## START Passage

Shell Sort (for 16-bit Elements)

by Fredrik Ramsberg, 29 Dec 2004

Here's my implementation of Shell Sort, a sort algorithm with rather amazing properties. All mathematicians that have tried to analyze this algorithm have failed, but there's lots of empirical data that suggests it's roughly O(n log n). I wish I could say I invented this algorithm, but I didn't. This is an equivalent Javascript routine that mimics the Shell Shot presented here:

function ShellSort(arr,length) {
  var j, i, v, h, k;
  for (h=1; h < length; h=3*h+1);
  while (h=(h-1)/3)
    for (i=h, j=i, v=arr[i]; i<=length; arr[j+h]=v, i++, j=i, v=arr[i])
      while((j-=h) >= 0 && arr[j] > v)
        arr[j+h]=arr[j];
}

This is source code for what is meant to be an efficient implementation of Shell Sort in 6502 assembler. This implementation can sort more than 32,000 16-bit values. The only reason it can't sort 32,767 values is that there still has to be room for the routine and a few bytes for temporary storage. There's presently no other sorting routine in the repository that can handle more than 256 values. The source code is in a format suitable for the excellent and free ACME cross-assembler by Marco Baye, but should be easy to convert for other assemblers.

## END Passage

Task directions: Please carry on the Shell Sort write-up above from its last sentence.

## START Data

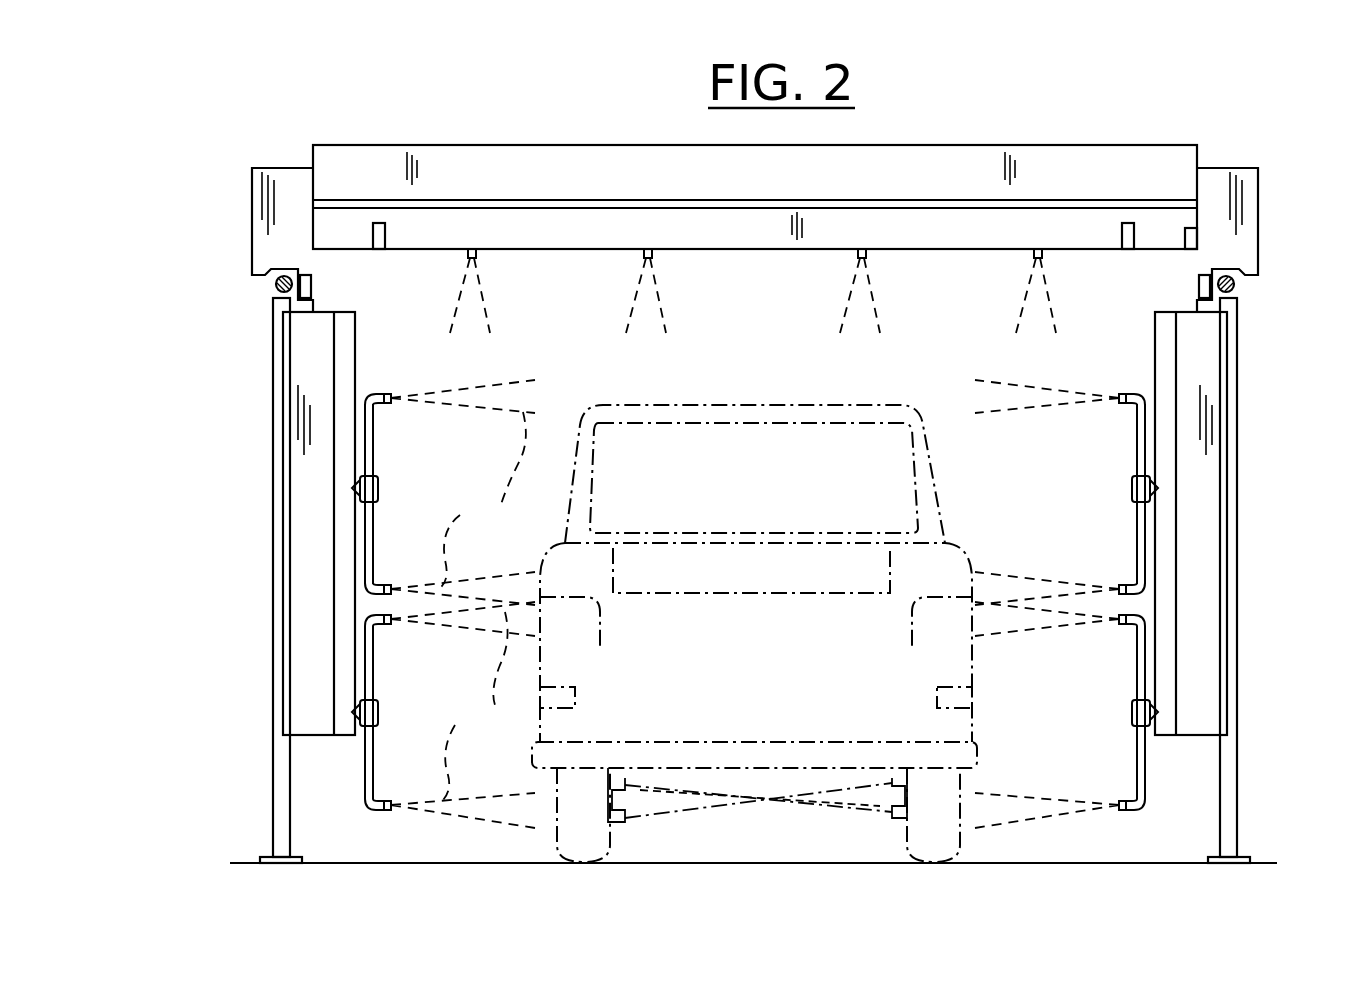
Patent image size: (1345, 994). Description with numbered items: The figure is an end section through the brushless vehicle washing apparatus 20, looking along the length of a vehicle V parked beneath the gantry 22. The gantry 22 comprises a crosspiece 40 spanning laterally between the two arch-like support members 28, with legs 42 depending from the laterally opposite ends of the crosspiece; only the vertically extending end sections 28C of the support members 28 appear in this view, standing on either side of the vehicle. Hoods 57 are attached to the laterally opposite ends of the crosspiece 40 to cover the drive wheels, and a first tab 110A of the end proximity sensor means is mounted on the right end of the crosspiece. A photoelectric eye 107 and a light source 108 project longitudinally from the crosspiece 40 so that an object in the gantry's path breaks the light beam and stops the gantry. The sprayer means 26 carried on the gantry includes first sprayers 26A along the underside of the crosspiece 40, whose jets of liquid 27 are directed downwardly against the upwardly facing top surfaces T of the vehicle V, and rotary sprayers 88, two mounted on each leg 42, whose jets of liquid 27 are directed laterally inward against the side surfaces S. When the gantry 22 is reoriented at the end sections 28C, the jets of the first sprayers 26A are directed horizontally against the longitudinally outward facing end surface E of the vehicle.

## END Data

Response:
While Shell Sort is very good for entirely unsorted arrays, it is also reasonably good for almost sorted arrays. However, if you happen to know that very few values are out of place OR that the values that are out of place are not very far from their right position, Insertion Sort is a better choice. Insertion Sort is also provided here, since Shell Sort is really just a clever extension of Insertion Sort.

Here are some examples of sort times @ 1MHz (10,000 values):

Operation	Insertion Sort	Shell Sort
Array is entirely sorted from the start	1.9s	14.7s
1 value is at the wrong end of the array	2.9s	15.7s
10 values are at the wrong end of the array	11.8s	16.9s
50 values are at the wrong end of the array	51.3s	17.6s
Array is entirely unsorted	2464.2s	30.5s

To call the routine, create a word-array at address nnnn in memory. The first word should contain the number of bytes to be sorted (= 2 * the number of elements), then come all those elements. Next, sort the elements using Shell Short like this:

lda #<nnnn
ldx #>nnnn
jsr shell_sort

or to perform an Insertion Sort:

lda #<nnnn
ldx #>nnnn
jsr insertion_sort

In the code snippits above, < means the low-byte and > means the high-byte. Some assemblers use x & $FF for the low-byte and nnnn » 8 for the high-byte.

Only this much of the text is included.